__SOURCE RECORDS__.
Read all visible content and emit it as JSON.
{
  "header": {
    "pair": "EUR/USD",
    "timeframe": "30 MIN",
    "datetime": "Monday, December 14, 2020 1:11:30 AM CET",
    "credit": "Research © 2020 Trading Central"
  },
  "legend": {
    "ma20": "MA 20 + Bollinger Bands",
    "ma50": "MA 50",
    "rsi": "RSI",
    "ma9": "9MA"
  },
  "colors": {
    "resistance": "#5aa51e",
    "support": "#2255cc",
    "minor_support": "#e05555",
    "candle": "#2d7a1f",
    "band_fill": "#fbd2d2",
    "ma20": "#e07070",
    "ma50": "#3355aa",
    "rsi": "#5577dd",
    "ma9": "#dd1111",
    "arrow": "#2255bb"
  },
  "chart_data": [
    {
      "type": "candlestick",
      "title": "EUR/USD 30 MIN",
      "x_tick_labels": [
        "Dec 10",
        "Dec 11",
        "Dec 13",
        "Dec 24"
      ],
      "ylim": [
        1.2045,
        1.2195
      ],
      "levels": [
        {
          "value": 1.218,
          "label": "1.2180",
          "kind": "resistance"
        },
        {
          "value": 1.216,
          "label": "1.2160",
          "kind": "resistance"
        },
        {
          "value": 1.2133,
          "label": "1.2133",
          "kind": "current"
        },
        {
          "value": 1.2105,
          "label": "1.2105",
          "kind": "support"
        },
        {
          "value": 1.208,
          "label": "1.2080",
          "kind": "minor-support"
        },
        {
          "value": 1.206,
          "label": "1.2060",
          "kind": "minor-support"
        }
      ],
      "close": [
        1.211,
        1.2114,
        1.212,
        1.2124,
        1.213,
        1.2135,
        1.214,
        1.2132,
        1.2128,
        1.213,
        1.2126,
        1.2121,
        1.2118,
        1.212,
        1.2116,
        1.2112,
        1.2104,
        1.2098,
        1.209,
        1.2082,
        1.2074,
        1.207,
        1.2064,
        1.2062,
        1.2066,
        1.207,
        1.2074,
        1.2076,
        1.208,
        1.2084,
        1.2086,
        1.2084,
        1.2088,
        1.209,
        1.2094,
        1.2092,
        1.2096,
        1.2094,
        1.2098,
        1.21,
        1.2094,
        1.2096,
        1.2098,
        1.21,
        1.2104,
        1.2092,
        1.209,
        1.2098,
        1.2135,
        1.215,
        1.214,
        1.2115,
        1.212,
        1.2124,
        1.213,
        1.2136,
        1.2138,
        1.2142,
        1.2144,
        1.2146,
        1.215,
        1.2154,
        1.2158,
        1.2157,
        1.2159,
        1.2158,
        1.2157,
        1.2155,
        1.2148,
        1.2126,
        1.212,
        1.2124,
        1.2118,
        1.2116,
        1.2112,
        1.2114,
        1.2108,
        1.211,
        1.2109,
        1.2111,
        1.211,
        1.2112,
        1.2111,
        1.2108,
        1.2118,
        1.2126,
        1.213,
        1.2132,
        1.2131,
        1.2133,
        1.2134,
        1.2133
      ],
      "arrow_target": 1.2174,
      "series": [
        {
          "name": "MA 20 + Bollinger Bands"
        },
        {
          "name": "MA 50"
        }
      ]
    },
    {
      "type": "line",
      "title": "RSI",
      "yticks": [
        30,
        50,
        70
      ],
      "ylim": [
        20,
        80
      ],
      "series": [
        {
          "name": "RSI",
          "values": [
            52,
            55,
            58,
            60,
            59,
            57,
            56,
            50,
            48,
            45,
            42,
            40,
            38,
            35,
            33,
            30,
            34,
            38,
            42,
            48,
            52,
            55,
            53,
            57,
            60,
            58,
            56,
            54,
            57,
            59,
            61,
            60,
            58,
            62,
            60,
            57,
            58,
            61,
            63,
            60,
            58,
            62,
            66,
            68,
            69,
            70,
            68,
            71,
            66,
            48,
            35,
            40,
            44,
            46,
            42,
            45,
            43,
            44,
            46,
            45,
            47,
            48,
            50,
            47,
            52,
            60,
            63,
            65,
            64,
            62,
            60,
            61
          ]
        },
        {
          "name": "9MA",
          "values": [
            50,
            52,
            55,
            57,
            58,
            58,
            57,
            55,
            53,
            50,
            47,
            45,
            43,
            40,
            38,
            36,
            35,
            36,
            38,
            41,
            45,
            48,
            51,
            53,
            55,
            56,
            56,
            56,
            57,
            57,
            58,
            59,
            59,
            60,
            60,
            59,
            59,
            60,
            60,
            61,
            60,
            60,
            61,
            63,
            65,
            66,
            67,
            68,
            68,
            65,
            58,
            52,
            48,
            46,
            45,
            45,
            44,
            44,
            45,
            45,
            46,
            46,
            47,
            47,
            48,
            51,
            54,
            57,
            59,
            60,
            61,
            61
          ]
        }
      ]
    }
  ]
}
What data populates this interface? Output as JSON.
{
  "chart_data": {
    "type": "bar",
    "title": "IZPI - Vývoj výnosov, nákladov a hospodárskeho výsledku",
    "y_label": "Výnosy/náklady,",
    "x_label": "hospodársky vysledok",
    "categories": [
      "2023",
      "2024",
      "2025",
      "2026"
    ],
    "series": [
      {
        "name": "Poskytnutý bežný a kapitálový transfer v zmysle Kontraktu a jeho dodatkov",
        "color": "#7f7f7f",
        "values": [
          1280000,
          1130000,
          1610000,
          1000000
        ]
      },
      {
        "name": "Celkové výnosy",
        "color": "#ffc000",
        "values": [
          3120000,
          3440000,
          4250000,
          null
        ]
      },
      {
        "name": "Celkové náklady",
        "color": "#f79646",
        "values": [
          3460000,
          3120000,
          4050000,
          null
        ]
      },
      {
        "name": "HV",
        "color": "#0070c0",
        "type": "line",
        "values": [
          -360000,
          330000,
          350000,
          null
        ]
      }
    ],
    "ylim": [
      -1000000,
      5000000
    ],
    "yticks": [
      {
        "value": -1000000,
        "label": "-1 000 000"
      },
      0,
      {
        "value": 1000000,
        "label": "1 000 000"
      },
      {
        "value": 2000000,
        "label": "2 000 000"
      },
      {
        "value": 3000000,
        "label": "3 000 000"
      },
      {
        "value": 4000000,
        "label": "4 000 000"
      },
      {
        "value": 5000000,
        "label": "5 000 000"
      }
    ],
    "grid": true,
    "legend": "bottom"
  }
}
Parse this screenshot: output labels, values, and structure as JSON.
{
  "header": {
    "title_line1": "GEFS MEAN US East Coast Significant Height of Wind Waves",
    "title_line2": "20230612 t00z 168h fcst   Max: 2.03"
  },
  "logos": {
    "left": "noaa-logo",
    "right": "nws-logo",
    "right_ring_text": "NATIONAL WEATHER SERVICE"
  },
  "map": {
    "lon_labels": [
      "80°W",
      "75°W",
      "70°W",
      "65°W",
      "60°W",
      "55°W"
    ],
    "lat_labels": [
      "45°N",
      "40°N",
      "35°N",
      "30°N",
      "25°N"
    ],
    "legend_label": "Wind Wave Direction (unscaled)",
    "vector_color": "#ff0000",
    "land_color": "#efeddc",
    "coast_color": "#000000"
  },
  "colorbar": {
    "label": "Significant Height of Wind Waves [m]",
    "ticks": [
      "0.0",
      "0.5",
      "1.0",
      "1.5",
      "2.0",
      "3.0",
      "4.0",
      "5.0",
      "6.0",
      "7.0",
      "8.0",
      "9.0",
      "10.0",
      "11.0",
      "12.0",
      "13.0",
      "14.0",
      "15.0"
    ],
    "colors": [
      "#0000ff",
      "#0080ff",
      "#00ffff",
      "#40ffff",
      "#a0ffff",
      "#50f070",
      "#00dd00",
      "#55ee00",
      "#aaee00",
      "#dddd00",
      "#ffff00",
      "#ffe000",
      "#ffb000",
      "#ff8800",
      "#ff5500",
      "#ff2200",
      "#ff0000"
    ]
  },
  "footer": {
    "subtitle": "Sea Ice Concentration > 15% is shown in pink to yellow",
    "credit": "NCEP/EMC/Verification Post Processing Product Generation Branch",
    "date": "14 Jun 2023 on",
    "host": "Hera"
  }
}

__WHAT THE EXERCISE ASKS__. Find how many lines in the material hold the word "Significant" and state that number alone.

__WRITTEN SOLUTION__. 2